§ DIRECTIVE: Write out the listing beneath this instruction in its entirety, exactly as it reads.

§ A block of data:

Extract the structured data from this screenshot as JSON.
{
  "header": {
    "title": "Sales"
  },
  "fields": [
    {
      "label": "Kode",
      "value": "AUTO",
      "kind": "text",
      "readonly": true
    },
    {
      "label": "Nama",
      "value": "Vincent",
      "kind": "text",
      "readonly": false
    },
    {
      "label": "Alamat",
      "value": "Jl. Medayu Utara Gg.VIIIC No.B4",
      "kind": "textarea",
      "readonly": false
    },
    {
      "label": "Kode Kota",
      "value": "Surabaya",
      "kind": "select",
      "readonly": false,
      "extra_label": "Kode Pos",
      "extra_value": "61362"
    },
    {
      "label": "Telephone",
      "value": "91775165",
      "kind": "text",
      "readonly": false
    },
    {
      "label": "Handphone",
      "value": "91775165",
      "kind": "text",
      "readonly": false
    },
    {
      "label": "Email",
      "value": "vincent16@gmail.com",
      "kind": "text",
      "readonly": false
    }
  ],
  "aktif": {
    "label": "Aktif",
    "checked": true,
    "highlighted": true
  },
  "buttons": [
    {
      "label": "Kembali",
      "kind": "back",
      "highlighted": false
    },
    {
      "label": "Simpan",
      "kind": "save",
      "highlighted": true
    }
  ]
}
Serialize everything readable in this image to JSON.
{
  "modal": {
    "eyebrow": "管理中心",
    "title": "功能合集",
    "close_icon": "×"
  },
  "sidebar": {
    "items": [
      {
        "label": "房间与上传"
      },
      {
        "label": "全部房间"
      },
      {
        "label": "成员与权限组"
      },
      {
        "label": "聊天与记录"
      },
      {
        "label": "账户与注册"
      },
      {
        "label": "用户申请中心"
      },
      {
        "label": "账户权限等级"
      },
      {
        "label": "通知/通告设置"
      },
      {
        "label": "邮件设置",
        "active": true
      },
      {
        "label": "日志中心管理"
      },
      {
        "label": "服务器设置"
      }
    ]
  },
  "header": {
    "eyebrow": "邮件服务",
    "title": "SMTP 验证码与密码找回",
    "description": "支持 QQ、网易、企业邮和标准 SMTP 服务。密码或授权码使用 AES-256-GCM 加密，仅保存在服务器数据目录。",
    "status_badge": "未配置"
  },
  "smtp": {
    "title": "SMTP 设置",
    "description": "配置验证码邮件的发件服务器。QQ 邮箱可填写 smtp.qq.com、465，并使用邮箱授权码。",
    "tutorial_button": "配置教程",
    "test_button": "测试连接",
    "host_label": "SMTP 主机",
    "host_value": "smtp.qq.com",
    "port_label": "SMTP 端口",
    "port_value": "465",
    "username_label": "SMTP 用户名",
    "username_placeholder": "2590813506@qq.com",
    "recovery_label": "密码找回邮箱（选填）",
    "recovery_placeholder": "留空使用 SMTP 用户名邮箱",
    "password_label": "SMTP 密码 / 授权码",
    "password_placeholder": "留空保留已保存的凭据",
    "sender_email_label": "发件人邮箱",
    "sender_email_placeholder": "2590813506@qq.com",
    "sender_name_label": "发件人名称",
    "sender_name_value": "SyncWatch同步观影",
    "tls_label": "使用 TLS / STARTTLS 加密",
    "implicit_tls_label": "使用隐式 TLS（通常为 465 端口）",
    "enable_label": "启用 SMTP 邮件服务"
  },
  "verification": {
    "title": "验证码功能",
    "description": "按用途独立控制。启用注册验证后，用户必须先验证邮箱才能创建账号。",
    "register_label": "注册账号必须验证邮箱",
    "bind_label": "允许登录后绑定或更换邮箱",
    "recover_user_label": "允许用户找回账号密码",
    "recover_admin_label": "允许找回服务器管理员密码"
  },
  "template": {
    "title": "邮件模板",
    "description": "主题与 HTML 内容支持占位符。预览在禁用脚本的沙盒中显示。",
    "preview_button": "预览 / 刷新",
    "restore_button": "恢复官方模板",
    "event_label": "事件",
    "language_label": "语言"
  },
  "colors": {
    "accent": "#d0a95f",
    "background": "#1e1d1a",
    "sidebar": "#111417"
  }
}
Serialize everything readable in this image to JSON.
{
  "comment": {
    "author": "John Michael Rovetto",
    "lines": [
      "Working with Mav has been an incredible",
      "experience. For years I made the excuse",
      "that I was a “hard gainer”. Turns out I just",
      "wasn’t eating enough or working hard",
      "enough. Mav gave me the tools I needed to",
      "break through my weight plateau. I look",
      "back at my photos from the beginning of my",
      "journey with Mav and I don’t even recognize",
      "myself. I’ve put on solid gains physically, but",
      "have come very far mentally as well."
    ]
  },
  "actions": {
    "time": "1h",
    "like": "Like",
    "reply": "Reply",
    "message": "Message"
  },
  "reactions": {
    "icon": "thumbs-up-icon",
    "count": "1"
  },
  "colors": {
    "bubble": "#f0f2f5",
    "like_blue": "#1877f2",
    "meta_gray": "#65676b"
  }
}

§ EXERCISE RESPONSE:
Extract the structured data from this screenshot as JSON.
{
  "header": {
    "title": "Sales"
  },
  "fields": [
    {
      "label": "Kode",
      "value": "AUTO",
      "kind": "text",
      "readonly": true
    },
    {
      "label": "Nama",
      "value": "Vincent",
      "kind": "text",
      "readonly": false
    },
    {
      "label": "Alamat",
      "value": "Jl. Medayu Utara Gg.VIIIC No.B4",
      "kind": "textarea",
      "readonly": false
    },
    {
      "label": "Kode Kota",
      "value": "Surabaya",
      "kind": "select",
      "readonly": false,
      "extra_label": "Kode Pos",
      "extra_value": "61362"
    },
    {
      "label": "Telephone",
      "value": "91775165",
      "kind": "text",
      "readonly": false
    },
    {
      "label": "Handphone",
      "value": "91775165",
      "kind": "text",
      "readonly": false
    },
    {
      "label": "Email",
      "value": "vincent16@gmail.com",
      "kind": "text",
      "readonly": false
    }
  ],
  "aktif": {
    "label": "Aktif",
    "checked": true,
    "highlighted": true
  },
  "buttons": [
    {
      "label": "Kembali",
      "kind": "back",
      "highlighted": false
    },
    {
      "label": "Simpan",
      "kind": "save",
      "highlighted": true
    }
  ]
}
Serialize everything readable in this image to JSON.
{
  "modal": {
    "eyebrow": "管理中心",
    "title": "功能合集",
    "close_icon": "×"
  },
  "sidebar": {
    "items": [
      {
        "label": "房间与上传"
      },
      {
        "label": "全部房间"
      },
      {
        "label": "成员与权限组"
      },
      {
        "label": "聊天与记录"
      },
      {
        "label": "账户与注册"
      },
      {
        "label": "用户申请中心"
      },
      {
        "label": "账户权限等级"
      },
      {
        "label": "通知/通告设置"
      },
      {
        "label": "邮件设置",
        "active": true
      },
      {
        "label": "日志中心管理"
      },
      {
        "label": "服务器设置"
      }
    ]
  },
  "header": {
    "eyebrow": "邮件服务",
    "title": "SMTP 验证码与密码找回",
    "description": "支持 QQ、网易、企业邮和标准 SMTP 服务。密码或授权码使用 AES-256-GCM 加密，仅保存在服务器数据目录。",
    "status_badge": "未配置"
  },
  "smtp": {
    "title": "SMTP 设置",
    "description": "配置验证码邮件的发件服务器。QQ 邮箱可填写 smtp.qq.com、465，并使用邮箱授权码。",
    "tutorial_button": "配置教程",
    "test_button": "测试连接",
    "host_label": "SMTP 主机",
    "host_value": "smtp.qq.com",
    "port_label": "SMTP 端口",
    "port_value": "465",
    "username_label": "SMTP 用户名",
    "username_placeholder": "2590813506@qq.com",
    "recovery_label": "密码找回邮箱（选填）",
    "recovery_placeholder": "留空使用 SMTP 用户名邮箱",
    "password_label": "SMTP 密码 / 授权码",
    "password_placeholder": "留空保留已保存的凭据",
    "sender_email_label": "发件人邮箱",
    "sender_email_placeholder": "2590813506@qq.com",
    "sender_name_label": "发件人名称",
    "sender_name_value": "SyncWatch同步观影",
    "tls_label": "使用 TLS / STARTTLS 加密",
    "implicit_tls_label": "使用隐式 TLS（通常为 465 端口）",
    "enable_label": "启用 SMTP 邮件服务"
  },
  "verification": {
    "title": "验证码功能",
    "description": "按用途独立控制。启用注册验证后，用户必须先验证邮箱才能创建账号。",
    "register_label": "注册账号必须验证邮箱",
    "bind_label": "允许登录后绑定或更换邮箱",
    "recover_user_label": "允许用户找回账号密码",
    "recover_admin_label": "允许找回服务器管理员密码"
  },
  "template": {
    "title": "邮件模板",
    "description": "主题与 HTML 内容支持占位符。预览在禁用脚本的沙盒中显示。",
    "preview_button": "预览 / 刷新",
    "restore_button": "恢复官方模板",
    "event_label": "事件",
    "language_label": "语言"
  },
  "colors": {
    "accent": "#d0a95f",
    "background": "#1e1d1a",
    "sidebar": "#111417"
  }
}
Serialize everything readable in this image to JSON.
{
  "comment": {
    "author": "John Michael Rovetto",
    "lines": [
      "Working with Mav has been an incredible",
      "experience. For years I made the excuse",
      "that I was a “hard gainer”. Turns out I just",
      "wasn’t eating enough or working hard",
      "enough. Mav gave me the tools I needed to",
      "break through my weight plateau. I look",
      "back at my photos from the beginning of my",
      "journey with Mav and I don’t even recognize",
      "myself. I’ve put on solid gains physically, but",
      "have come very far mentally as well."
    ]
  },
  "actions": {
    "time": "1h",
    "like": "Like",
    "reply": "Reply",
    "message": "Message"
  },
  "reactions": {
    "icon": "thumbs-up-icon",
    "count": "1"
  },
  "colors": {
    "bubble": "#f0f2f5",
    "like_blue": "#1877f2",
    "meta_gray": "#65676b"
  }
}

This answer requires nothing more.